TASK TO COMPLETE. Find "Type out the text in this image." in the records that follow; print that line and each subsequent line through the last one, verbatim and with nothing added.
══ DATASET CONTENT ══
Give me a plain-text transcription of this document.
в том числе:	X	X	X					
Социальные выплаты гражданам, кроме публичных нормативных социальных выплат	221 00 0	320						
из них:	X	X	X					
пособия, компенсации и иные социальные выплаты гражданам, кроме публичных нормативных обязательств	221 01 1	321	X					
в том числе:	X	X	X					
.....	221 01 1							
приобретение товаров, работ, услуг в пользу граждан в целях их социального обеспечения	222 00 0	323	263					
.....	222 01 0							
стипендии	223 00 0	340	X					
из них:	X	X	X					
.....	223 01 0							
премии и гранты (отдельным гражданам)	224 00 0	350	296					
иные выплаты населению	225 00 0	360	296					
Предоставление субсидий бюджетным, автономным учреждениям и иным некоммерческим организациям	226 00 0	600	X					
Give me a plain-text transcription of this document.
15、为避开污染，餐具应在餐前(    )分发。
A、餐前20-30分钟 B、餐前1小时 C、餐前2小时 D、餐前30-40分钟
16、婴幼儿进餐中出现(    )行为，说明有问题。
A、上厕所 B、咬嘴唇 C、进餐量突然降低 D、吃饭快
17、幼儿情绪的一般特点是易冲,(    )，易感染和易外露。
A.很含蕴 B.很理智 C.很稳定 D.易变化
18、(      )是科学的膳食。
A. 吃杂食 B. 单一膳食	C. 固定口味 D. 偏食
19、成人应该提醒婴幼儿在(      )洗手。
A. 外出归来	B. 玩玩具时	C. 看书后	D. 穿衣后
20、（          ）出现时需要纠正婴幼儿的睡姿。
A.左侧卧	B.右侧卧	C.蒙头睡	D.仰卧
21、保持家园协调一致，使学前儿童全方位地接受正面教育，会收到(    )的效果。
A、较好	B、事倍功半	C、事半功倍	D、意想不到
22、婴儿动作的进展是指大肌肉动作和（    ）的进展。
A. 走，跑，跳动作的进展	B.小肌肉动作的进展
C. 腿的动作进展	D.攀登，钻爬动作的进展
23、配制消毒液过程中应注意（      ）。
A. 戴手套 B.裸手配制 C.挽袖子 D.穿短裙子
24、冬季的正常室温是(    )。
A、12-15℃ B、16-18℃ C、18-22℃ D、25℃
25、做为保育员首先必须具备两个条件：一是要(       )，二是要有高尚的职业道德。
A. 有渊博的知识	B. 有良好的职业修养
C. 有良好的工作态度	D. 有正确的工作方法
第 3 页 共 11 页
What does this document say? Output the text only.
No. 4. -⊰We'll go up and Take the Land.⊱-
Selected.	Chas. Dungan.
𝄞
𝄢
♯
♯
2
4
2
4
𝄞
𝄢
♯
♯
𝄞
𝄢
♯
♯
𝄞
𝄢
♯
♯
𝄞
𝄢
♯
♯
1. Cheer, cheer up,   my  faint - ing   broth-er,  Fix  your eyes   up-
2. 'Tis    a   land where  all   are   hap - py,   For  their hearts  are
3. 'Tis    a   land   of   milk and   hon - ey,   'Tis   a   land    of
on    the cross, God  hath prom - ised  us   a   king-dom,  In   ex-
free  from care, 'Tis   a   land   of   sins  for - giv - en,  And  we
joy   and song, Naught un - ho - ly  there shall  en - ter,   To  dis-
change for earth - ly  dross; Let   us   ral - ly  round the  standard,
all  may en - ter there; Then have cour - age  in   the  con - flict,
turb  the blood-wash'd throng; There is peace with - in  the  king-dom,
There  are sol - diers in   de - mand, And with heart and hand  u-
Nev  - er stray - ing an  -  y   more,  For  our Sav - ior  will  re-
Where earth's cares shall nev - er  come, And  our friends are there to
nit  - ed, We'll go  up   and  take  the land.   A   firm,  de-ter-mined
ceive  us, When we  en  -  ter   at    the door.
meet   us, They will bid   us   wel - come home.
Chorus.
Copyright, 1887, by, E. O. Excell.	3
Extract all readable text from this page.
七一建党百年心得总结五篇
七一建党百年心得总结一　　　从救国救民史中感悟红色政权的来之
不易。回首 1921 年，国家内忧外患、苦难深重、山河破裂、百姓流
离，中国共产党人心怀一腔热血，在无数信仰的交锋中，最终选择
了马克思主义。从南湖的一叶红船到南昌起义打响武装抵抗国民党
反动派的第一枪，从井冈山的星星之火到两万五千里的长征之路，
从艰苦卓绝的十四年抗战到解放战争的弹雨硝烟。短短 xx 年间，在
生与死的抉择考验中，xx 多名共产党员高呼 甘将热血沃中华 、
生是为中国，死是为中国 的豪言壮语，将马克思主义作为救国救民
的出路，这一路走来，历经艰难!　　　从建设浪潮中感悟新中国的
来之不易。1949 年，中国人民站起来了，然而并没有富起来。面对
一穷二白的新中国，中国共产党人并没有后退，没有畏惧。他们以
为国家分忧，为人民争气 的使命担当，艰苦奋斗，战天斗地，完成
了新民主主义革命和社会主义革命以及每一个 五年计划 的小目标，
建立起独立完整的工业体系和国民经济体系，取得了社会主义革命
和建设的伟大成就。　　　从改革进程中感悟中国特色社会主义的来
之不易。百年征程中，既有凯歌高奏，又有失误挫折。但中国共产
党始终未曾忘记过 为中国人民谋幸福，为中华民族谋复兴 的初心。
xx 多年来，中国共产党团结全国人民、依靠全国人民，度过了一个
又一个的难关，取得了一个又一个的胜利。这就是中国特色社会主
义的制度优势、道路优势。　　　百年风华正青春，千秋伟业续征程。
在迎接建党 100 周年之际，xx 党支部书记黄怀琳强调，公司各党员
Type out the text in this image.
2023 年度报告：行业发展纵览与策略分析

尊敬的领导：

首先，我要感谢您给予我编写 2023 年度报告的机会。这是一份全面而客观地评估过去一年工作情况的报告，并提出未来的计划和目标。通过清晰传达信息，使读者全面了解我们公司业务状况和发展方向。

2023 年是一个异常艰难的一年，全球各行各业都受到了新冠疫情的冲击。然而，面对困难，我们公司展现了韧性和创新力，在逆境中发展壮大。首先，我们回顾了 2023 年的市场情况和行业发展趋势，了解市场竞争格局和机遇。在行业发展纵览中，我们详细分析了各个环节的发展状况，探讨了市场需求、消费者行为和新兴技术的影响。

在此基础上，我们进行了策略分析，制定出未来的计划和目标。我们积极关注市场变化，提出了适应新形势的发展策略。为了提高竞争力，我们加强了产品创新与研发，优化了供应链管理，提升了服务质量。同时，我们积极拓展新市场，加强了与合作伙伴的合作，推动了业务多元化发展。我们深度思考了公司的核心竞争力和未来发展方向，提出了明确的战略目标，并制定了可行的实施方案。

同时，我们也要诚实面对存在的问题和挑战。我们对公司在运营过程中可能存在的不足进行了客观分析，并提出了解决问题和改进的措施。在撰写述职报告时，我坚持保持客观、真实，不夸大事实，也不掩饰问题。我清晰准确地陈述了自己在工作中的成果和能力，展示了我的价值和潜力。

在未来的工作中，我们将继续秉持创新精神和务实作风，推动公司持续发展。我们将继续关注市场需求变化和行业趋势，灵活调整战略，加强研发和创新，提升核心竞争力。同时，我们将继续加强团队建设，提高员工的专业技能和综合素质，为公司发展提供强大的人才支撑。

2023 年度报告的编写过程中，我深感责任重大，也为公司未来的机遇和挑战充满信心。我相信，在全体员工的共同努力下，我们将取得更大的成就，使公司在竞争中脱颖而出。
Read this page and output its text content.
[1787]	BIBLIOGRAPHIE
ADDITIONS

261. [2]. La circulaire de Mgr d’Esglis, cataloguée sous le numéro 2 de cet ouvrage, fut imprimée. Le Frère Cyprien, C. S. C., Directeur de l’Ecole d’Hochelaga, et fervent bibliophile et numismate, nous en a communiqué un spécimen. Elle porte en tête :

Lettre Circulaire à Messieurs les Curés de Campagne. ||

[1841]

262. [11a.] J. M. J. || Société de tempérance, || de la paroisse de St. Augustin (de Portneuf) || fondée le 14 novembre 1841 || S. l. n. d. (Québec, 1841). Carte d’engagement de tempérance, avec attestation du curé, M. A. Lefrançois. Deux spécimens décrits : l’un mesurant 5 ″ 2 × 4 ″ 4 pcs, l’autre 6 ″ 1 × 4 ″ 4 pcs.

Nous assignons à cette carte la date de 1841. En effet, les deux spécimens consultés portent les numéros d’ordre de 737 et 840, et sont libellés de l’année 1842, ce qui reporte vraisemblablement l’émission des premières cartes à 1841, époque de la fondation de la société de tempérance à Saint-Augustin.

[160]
═══
COMPLETE OUTPUT.
Type out the text in this image.
2023 年度报告：行业发展纵览与策略分析

尊敬的领导：

首先，我要感谢您给予我编写 2023 年度报告的机会。这是一份全面而客观地评估过去一年工作情况的报告，并提出未来的计划和目标。通过清晰传达信息，使读者全面了解我们公司业务状况和发展方向。

2023 年是一个异常艰难的一年，全球各行各业都受到了新冠疫情的冲击。然而，面对困难，我们公司展现了韧性和创新力，在逆境中发展壮大。首先，我们回顾了 2023 年的市场情况和行业发展趋势，了解市场竞争格局和机遇。在行业发展纵览中，我们详细分析了各个环节的发展状况，探讨了市场需求、消费者行为和新兴技术的影响。

在此基础上，我们进行了策略分析，制定出未来的计划和目标。我们积极关注市场变化，提出了适应新形势的发展策略。为了提高竞争力，我们加强了产品创新与研发，优化了供应链管理，提升了服务质量。同时，我们积极拓展新市场，加强了与合作伙伴的合作，推动了业务多元化发展。我们深度思考了公司的核心竞争力和未来发展方向，提出了明确的战略目标，并制定了可行的实施方案。

同时，我们也要诚实面对存在的问题和挑战。我们对公司在运营过程中可能存在的不足进行了客观分析，并提出了解决问题和改进的措施。在撰写述职报告时，我坚持保持客观、真实，不夸大事实，也不掩饰问题。我清晰准确地陈述了自己在工作中的成果和能力，展示了我的价值和潜力。

在未来的工作中，我们将继续秉持创新精神和务实作风，推动公司持续发展。我们将继续关注市场需求变化和行业趋势，灵活调整战略，加强研发和创新，提升核心竞争力。同时，我们将继续加强团队建设，提高员工的专业技能和综合素质，为公司发展提供强大的人才支撑。

2023 年度报告的编写过程中，我深感责任重大，也为公司未来的机遇和挑战充满信心。我相信，在全体员工的共同努力下，我们将取得更大的成就，使公司在竞争中脱颖而出。
Read this page and output its text content.
[1787]	BIBLIOGRAPHIE
ADDITIONS

261. [2]. La circulaire de Mgr d’Esglis, cataloguée sous le numéro 2 de cet ouvrage, fut imprimée. Le Frère Cyprien, C. S. C., Directeur de l’Ecole d’Hochelaga, et fervent bibliophile et numismate, nous en a communiqué un spécimen. Elle porte en tête :

Lettre Circulaire à Messieurs les Curés de Campagne. ||

[1841]

262. [11a.] J. M. J. || Société de tempérance, || de la paroisse de St. Augustin (de Portneuf) || fondée le 14 novembre 1841 || S. l. n. d. (Québec, 1841). Carte d’engagement de tempérance, avec attestation du curé, M. A. Lefrançois. Deux spécimens décrits : l’un mesurant 5 ″ 2 × 4 ″ 4 pcs, l’autre 6 ″ 1 × 4 ″ 4 pcs.

Nous assignons à cette carte la date de 1841. En effet, les deux spécimens consultés portent les numéros d’ordre de 737 et 840, et sont libellés de l’année 1842, ce qui reporte vraisemblablement l’émission des premières cartes à 1841, époque de la fondation de la société de tempérance à Saint-Augustin.

[160]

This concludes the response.